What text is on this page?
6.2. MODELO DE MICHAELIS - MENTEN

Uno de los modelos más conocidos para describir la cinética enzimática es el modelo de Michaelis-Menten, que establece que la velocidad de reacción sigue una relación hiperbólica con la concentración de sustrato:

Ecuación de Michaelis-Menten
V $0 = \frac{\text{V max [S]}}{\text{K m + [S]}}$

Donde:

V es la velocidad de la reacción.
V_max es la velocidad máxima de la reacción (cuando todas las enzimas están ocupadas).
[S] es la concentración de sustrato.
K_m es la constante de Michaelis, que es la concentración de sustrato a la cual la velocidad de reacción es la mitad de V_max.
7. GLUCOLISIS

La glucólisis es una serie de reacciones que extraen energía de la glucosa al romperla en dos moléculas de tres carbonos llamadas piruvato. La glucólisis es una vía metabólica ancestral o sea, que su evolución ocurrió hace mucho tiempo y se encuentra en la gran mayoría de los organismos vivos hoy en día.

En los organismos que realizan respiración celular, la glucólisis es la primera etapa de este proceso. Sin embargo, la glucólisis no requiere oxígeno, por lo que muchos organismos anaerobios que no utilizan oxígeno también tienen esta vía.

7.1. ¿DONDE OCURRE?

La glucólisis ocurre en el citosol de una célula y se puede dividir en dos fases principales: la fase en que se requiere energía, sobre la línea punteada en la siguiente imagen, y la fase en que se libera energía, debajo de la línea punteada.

════════════════

Short exercise
Using the listing above, retype each line exactly.

Completed task
What text is on this page?
6.2. MODELO DE MICHAELIS - MENTEN

Uno de los modelos más conocidos para describir la cinética enzimática es el modelo de Michaelis-Menten, que establece que la velocidad de reacción sigue una relación hiperbólica con la concentración de sustrato:

Ecuación de Michaelis-Menten
V $0 = \frac{\text{V max [S]}}{\text{K m + [S]}}$

Donde:

V es la velocidad de la reacción.
V_max es la velocidad máxima de la reacción (cuando todas las enzimas están ocupadas).
[S] es la concentración de sustrato.
K_m es la constante de Michaelis, que es la concentración de sustrato a la cual la velocidad de reacción es la mitad de V_max.
7. GLUCOLISIS

La glucólisis es una serie de reacciones que extraen energía de la glucosa al romperla en dos moléculas de tres carbonos llamadas piruvato. La glucólisis es una vía metabólica ancestral o sea, que su evolución ocurrió hace mucho tiempo y se encuentra en la gran mayoría de los organismos vivos hoy en día.

En los organismos que realizan respiración celular, la glucólisis es la primera etapa de este proceso. Sin embargo, la glucólisis no requiere oxígeno, por lo que muchos organismos anaerobios que no utilizan oxígeno también tienen esta vía.

7.1. ¿DONDE OCURRE?

La glucólisis ocurre en el citosol de una célula y se puede dividir en dos fases principales: la fase en que se requiere energía, sobre la línea punteada en la siguiente imagen, y la fase en que se libera energía, debajo de la línea punteada.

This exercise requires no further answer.